◆ SHORT TASK ◆
Filter these entries, keeping only lines that hold the word "минимальном".

═══ RECORDS TO USE

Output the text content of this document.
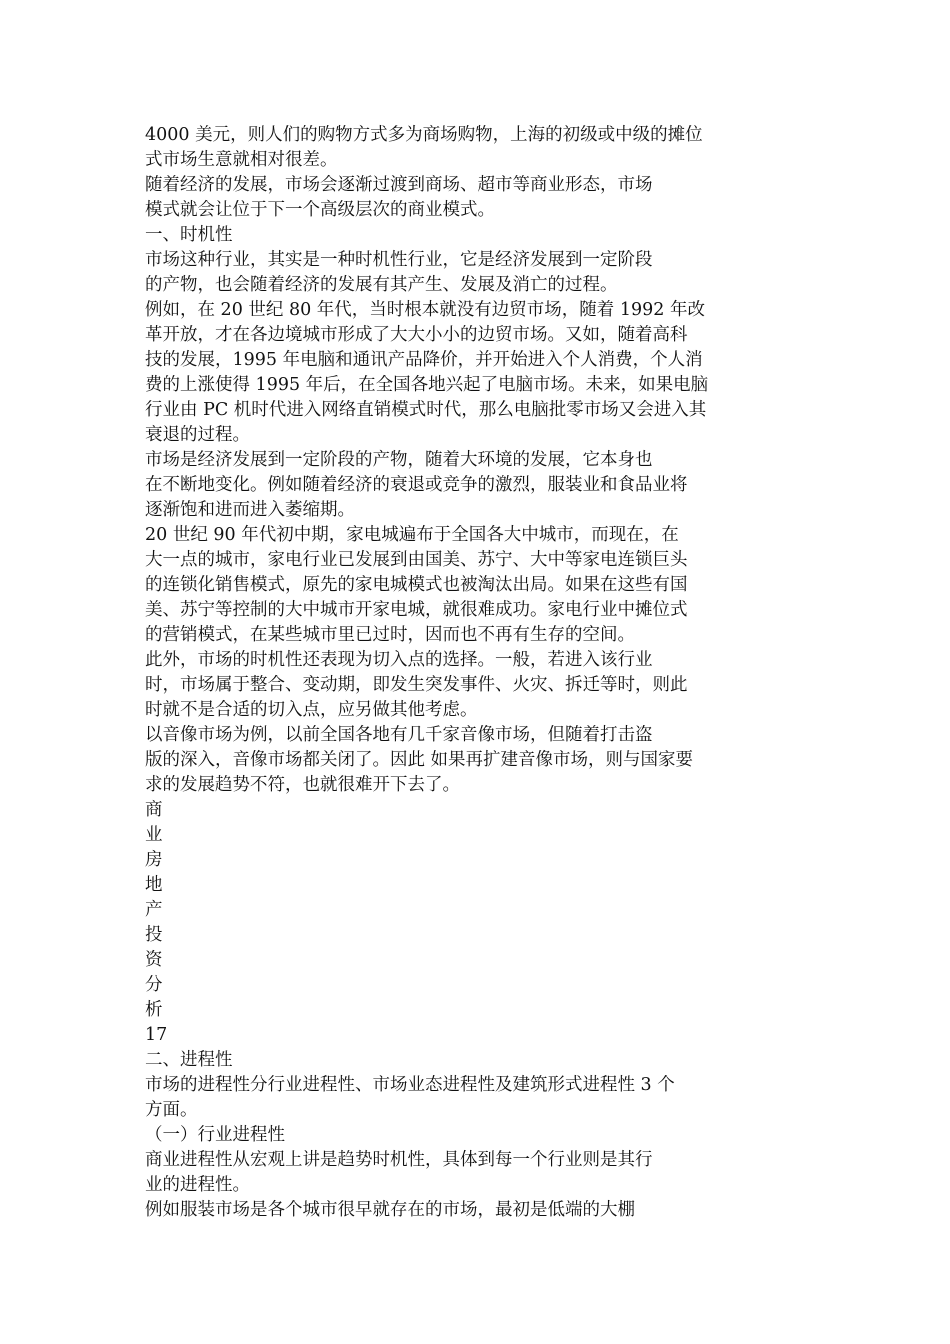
4000 美元，则人们的购物方式多为商场购物，上海的初级或中级的摊位
式市场生意就相对很差。
随着经济的发展，市场会逐渐过渡到商场、超市等商业形态，市场
模式就会让位于下一个高级层次的商业模式。
一、时机性
市场这种行业，其实是一种时机性行业，它是经济发展到一定阶段
的产物，也会随着经济的发展有其产生、发展及消亡的过程。
例如，在 20 世纪 80 年代，当时根本就没有边贸市场，随着 1992 年改
革开放，才在各边境城市形成了大大小小的边贸市场。又如，随着高科
技的发展，1995 年电脑和通讯产品降价，并开始进入个人消费，个人消
费的上涨使得 1995 年后，在全国各地兴起了电脑市场。未来，如果电脑
行业由 PC 机时代进入网络直销模式时代，那么电脑批零市场又会进入其
衰退的过程。
市场是经济发展到一定阶段的产物，随着大环境的发展，它本身也
在不断地变化。例如随着经济的衰退或竞争的激烈，服装业和食品业将
逐渐饱和进而进入萎缩期。
20 世纪 90 年代初中期，家电城遍布于全国各大中城市，而现在，在
大一点的城市，家电行业已发展到由国美、苏宁、大中等家电连锁巨头
的连锁化销售模式，原先的家电城模式也被淘汰出局。如果在这些有国
美、苏宁等控制的大中城市开家电城，就很难成功。家电行业中摊位式
的营销模式，在某些城市里已过时，因而也不再有生存的空间。
此外，市场的时机性还表现为切入点的选择。一般，若进入该行业
时，市场属于整合、变动期，即发生突发事件、火灾、拆迁等时，则此
时就不是合适的切入点，应另做其他考虑。
以音像市场为例，以前全国各地有几千家音像市场，但随着打击盗
版的深入，音像市场都关闭了。因此 如果再扩建音像市场，则与国家要
求的发展趋势不符，也就很难开下去了。
商
业
房
地
产
投
资
分
析
17
二、进程性
市场的进程性分行业进程性、市场业态进程性及建筑形式进程性 3 个
方面。
（一）行业进程性
商业进程性从宏观上讲是趋势时机性，具体到每一个行业则是其行
业的进程性。
例如服装市场是各个城市很早就存在的市场，最初是低端的大棚
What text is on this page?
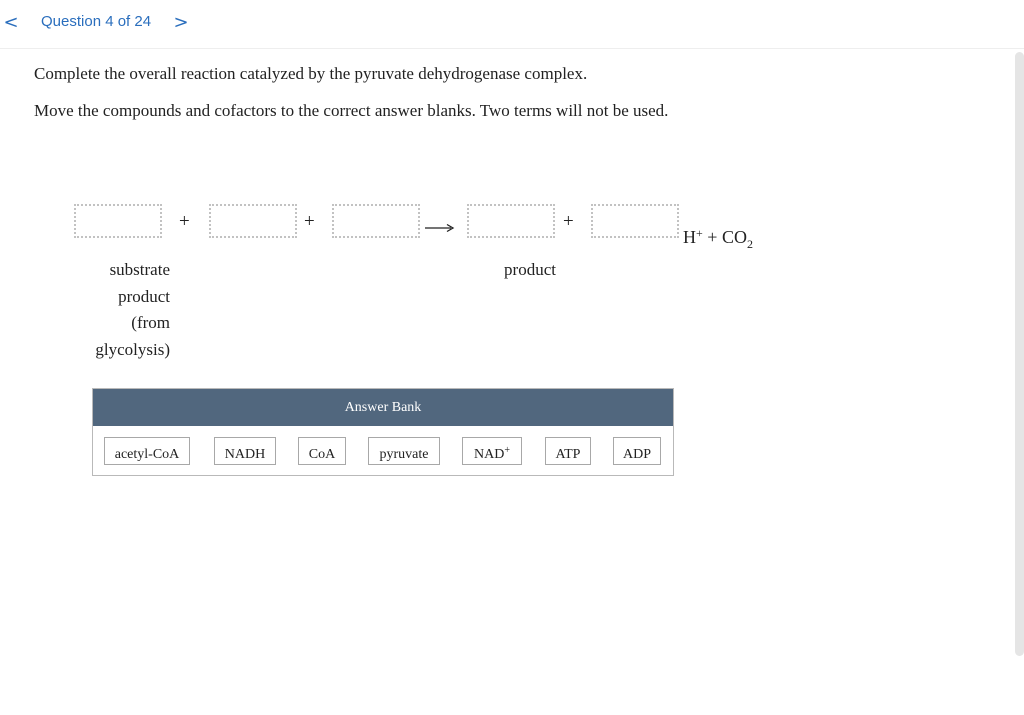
< Question 4 of 24 >
Complete the overall reaction catalyzed by the pyruvate dehydrogenase complex.
Move the compounds and cofactors to the correct answer blanks. Two terms will not be used.
+	+	+
$H^+ + CO_2$
substrate
product
(from
glycolysis)
product
Answer Bank
acetyl-CoA	NADH	CoA	pyruvate	NAD+	ATP	ADP
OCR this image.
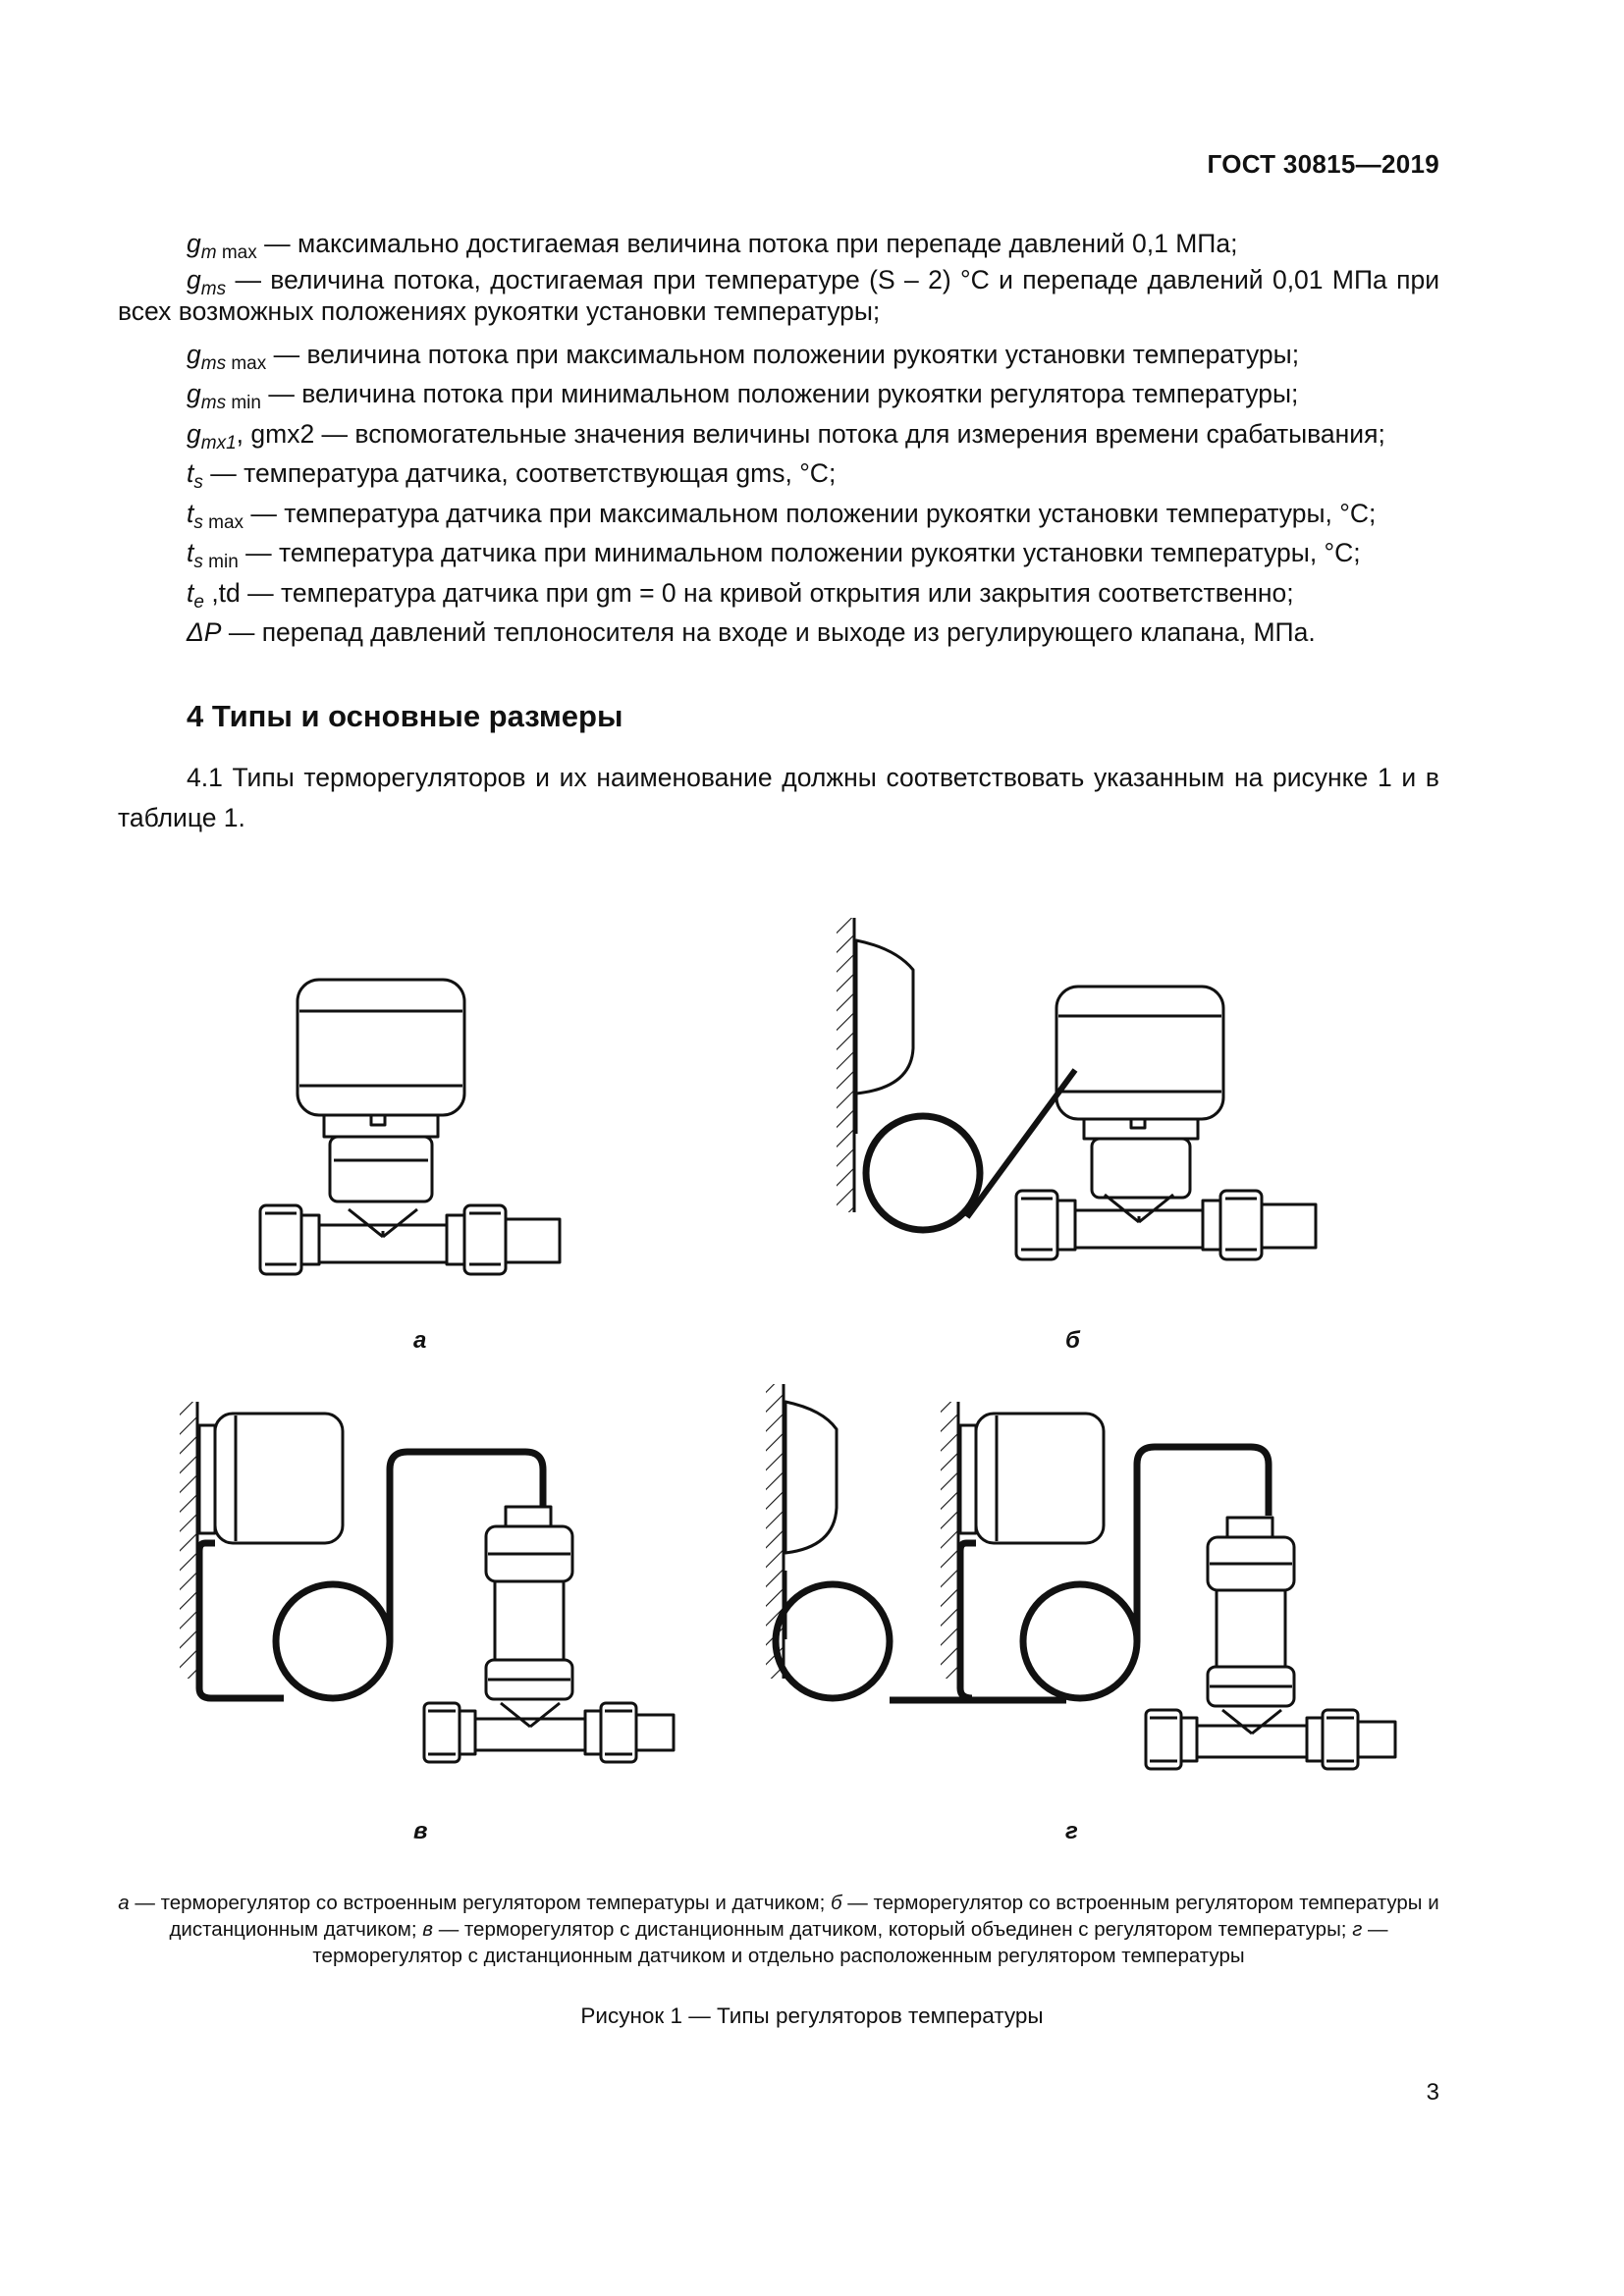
ГОСТ 30815—2019
$g_{m max}$ — максимально достигаемая величина потока при перепаде давлений 0,1 МПа;
$g_{ms}$ — величина потока, достигаемая при температуре (S – 2) °С и перепаде давлений 0,01 МПа при всех возможных положениях рукоятки установки температуры;
$g_{ms max}$ — величина потока при максимальном положении рукоятки установки температуры;
$g_{ms min}$ — величина потока при минимальном положении рукоятки регулятора температуры;
$g_{mx1}$, gmx2 — вспомогательные значения величины потока для измерения времени срабатывания;
$t_s$ — температура датчика, соответствующая gms, °С;
$t_{s max}$ — температура датчика при максимальном положении рукоятки установки температуры, °С;
$t_{s min}$ — температура датчика при минимальном положении рукоятки установки температуры, °С;
$t_e$ ,td — температура датчика при gm = 0 на кривой открытия или закрытия соответственно;
ΔP — перепад давлений теплоносителя на входе и выходе из регулирующего клапана, МПа.
4 Типы и основные размеры
4.1 Типы терморегуляторов и их наименование должны соответствовать указанным на рисунке 1 и в таблице 1.
а	б
в	г
а — терморегулятор со встроенным регулятором температуры и датчиком; б — терморегулятор со встроенным регулятором температуры и дистанционным датчиком; в — терморегулятор с дистанционным датчиком, который объединен с регулятором температуры; г — терморегулятор с дистанционным датчиком и отдельно расположенным регулятором температуры
Рисунок 1 — Типы регуляторов температуры
3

══════

◆ FINAL RESULT ◆
$g_{ms min}$ — величина потока при минимальном положении рукоятки регулятора температуры;
$t_{s min}$ — температура датчика при минимальном положении рукоятки установки температуры, °С;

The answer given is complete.